--- Dataset ---
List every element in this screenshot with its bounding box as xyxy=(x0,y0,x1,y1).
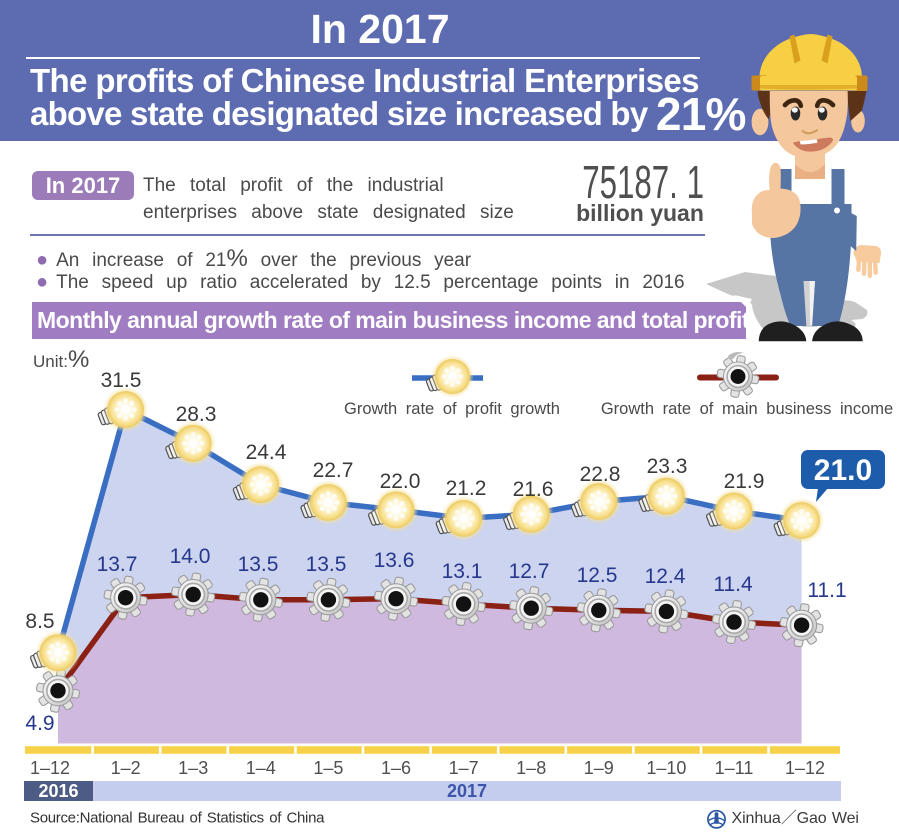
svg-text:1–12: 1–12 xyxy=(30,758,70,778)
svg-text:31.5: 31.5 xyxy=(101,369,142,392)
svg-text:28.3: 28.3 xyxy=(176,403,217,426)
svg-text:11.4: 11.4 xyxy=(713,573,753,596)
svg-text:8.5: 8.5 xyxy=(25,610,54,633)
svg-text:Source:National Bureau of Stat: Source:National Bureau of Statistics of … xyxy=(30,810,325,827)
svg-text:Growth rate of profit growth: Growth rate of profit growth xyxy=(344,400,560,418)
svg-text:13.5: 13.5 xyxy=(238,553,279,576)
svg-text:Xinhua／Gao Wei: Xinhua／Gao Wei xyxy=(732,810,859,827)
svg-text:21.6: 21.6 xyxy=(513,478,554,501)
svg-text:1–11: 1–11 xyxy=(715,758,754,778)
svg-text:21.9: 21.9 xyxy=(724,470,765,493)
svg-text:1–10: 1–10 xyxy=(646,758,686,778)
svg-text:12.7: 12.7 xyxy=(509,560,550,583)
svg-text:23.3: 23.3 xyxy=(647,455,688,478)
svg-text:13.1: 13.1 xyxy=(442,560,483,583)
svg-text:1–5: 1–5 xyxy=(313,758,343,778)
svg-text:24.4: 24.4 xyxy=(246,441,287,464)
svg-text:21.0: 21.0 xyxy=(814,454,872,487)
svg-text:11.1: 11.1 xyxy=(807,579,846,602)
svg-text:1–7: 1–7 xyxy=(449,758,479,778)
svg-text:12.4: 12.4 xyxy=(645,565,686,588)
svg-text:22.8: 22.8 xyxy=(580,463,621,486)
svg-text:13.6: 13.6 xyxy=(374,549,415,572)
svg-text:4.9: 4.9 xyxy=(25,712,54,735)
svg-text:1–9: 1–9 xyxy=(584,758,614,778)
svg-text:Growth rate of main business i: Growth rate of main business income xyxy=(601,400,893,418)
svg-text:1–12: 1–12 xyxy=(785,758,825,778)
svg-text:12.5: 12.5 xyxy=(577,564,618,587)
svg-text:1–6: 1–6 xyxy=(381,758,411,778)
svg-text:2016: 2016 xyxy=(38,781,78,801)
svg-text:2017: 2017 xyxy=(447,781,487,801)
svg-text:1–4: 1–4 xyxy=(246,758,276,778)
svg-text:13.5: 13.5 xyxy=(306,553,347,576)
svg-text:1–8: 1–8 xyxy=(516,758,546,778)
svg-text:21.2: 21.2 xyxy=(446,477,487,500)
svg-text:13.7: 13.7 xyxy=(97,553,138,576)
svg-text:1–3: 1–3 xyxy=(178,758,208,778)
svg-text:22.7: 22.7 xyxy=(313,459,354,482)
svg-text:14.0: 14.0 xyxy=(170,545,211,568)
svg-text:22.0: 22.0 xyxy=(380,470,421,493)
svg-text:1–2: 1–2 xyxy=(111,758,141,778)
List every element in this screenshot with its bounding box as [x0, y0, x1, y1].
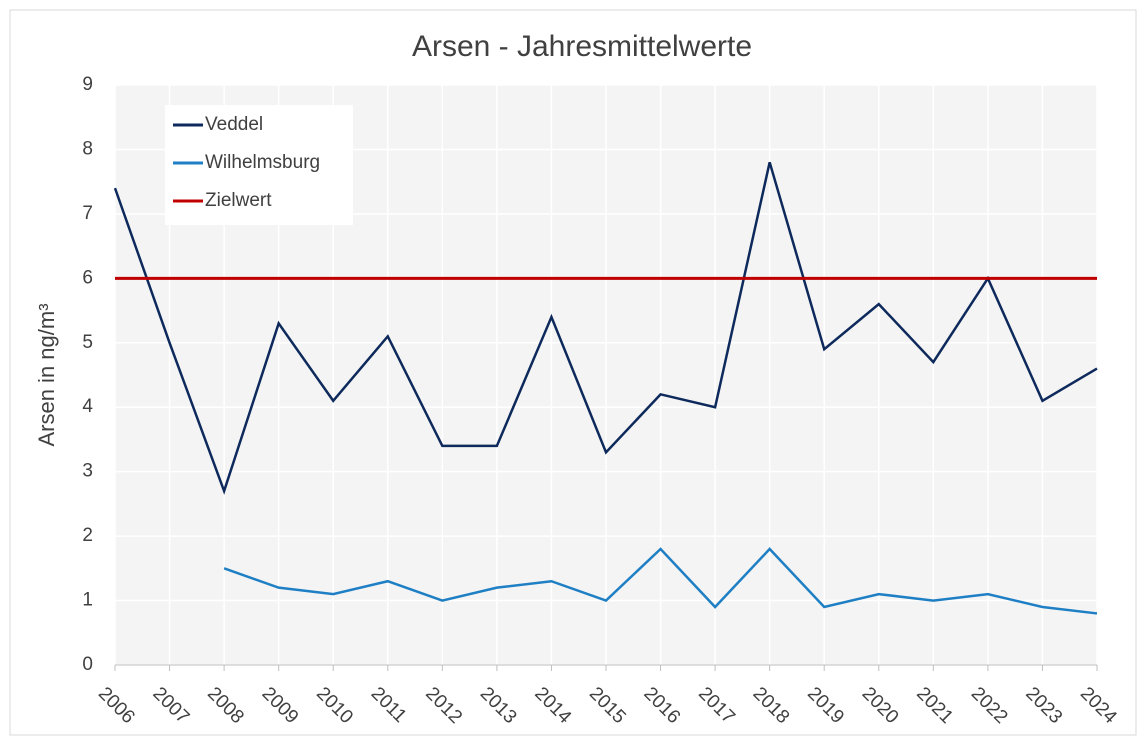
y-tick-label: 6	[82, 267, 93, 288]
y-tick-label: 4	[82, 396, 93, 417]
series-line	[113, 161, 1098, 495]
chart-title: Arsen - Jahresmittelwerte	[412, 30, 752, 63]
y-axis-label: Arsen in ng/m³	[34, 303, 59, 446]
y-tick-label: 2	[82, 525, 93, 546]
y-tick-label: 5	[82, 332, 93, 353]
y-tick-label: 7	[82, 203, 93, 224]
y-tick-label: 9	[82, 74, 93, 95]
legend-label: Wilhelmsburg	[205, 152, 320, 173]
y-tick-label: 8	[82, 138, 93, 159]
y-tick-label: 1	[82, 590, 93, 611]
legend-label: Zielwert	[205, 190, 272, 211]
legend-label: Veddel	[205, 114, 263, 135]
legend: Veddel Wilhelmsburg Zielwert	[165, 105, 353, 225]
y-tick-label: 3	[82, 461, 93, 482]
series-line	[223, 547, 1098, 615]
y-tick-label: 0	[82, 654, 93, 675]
---
Extract every line of the items above without changing a character, and leave out the pictures.

List every element in this screenshot with its bounding box as xyxy=(x0,y0,x1,y1).
svg-text:1–12: 1–12 xyxy=(30,758,70,778)
svg-text:31.5: 31.5 xyxy=(101,369,142,392)
svg-text:28.3: 28.3 xyxy=(176,403,217,426)
svg-text:11.4: 11.4 xyxy=(713,573,753,596)
svg-text:8.5: 8.5 xyxy=(25,610,54,633)
svg-text:Source:National Bureau of Stat: Source:National Bureau of Statistics of … xyxy=(30,810,325,827)
svg-text:Growth rate of profit growth: Growth rate of profit growth xyxy=(344,400,560,418)
svg-text:13.5: 13.5 xyxy=(238,553,279,576)
svg-text:Xinhua／Gao Wei: Xinhua／Gao Wei xyxy=(732,810,859,827)
svg-text:21.6: 21.6 xyxy=(513,478,554,501)
svg-text:1–11: 1–11 xyxy=(715,758,754,778)
svg-text:21.9: 21.9 xyxy=(724,470,765,493)
svg-text:1–10: 1–10 xyxy=(646,758,686,778)
svg-text:12.7: 12.7 xyxy=(509,560,550,583)
svg-text:23.3: 23.3 xyxy=(647,455,688,478)
svg-text:13.1: 13.1 xyxy=(442,560,483,583)
svg-text:1–5: 1–5 xyxy=(313,758,343,778)
svg-text:24.4: 24.4 xyxy=(246,441,287,464)
svg-text:21.0: 21.0 xyxy=(814,454,872,487)
svg-text:11.1: 11.1 xyxy=(807,579,846,602)
svg-text:1–7: 1–7 xyxy=(449,758,479,778)
svg-text:12.4: 12.4 xyxy=(645,565,686,588)
svg-text:22.8: 22.8 xyxy=(580,463,621,486)
svg-text:13.6: 13.6 xyxy=(374,549,415,572)
svg-text:4.9: 4.9 xyxy=(25,712,54,735)
svg-text:1–9: 1–9 xyxy=(584,758,614,778)
svg-text:Growth rate of main business i: Growth rate of main business income xyxy=(601,400,893,418)
svg-text:1–12: 1–12 xyxy=(785,758,825,778)
svg-text:12.5: 12.5 xyxy=(577,564,618,587)
svg-text:1–6: 1–6 xyxy=(381,758,411,778)
svg-text:2016: 2016 xyxy=(38,781,78,801)
svg-text:2017: 2017 xyxy=(447,781,487,801)
svg-text:1–4: 1–4 xyxy=(246,758,276,778)
svg-text:13.5: 13.5 xyxy=(306,553,347,576)
svg-text:1–8: 1–8 xyxy=(516,758,546,778)
svg-text:21.2: 21.2 xyxy=(446,477,487,500)
svg-text:13.7: 13.7 xyxy=(97,553,138,576)
svg-text:1–3: 1–3 xyxy=(178,758,208,778)
svg-text:22.7: 22.7 xyxy=(313,459,354,482)
svg-text:14.0: 14.0 xyxy=(170,545,211,568)
svg-text:22.0: 22.0 xyxy=(380,470,421,493)
svg-text:1–2: 1–2 xyxy=(111,758,141,778)
List every element in this screenshot with its bounding box as [x0, y0, x1, y1].
y-tick-label: 6	[82, 267, 93, 288]
y-tick-label: 4	[82, 396, 93, 417]
series-line	[113, 161, 1098, 495]
chart-title: Arsen - Jahresmittelwerte	[412, 30, 752, 63]
y-axis-label: Arsen in ng/m³	[34, 303, 59, 446]
y-tick-label: 2	[82, 525, 93, 546]
y-tick-label: 5	[82, 332, 93, 353]
y-tick-label: 7	[82, 203, 93, 224]
y-tick-label: 9	[82, 74, 93, 95]
legend-label: Wilhelmsburg	[205, 152, 320, 173]
y-tick-label: 8	[82, 138, 93, 159]
y-tick-label: 1	[82, 590, 93, 611]
legend-label: Zielwert	[205, 190, 272, 211]
legend-label: Veddel	[205, 114, 263, 135]
legend: Veddel Wilhelmsburg Zielwert	[165, 105, 353, 225]
y-tick-label: 3	[82, 461, 93, 482]
series-line	[223, 547, 1098, 615]
y-tick-label: 0	[82, 654, 93, 675]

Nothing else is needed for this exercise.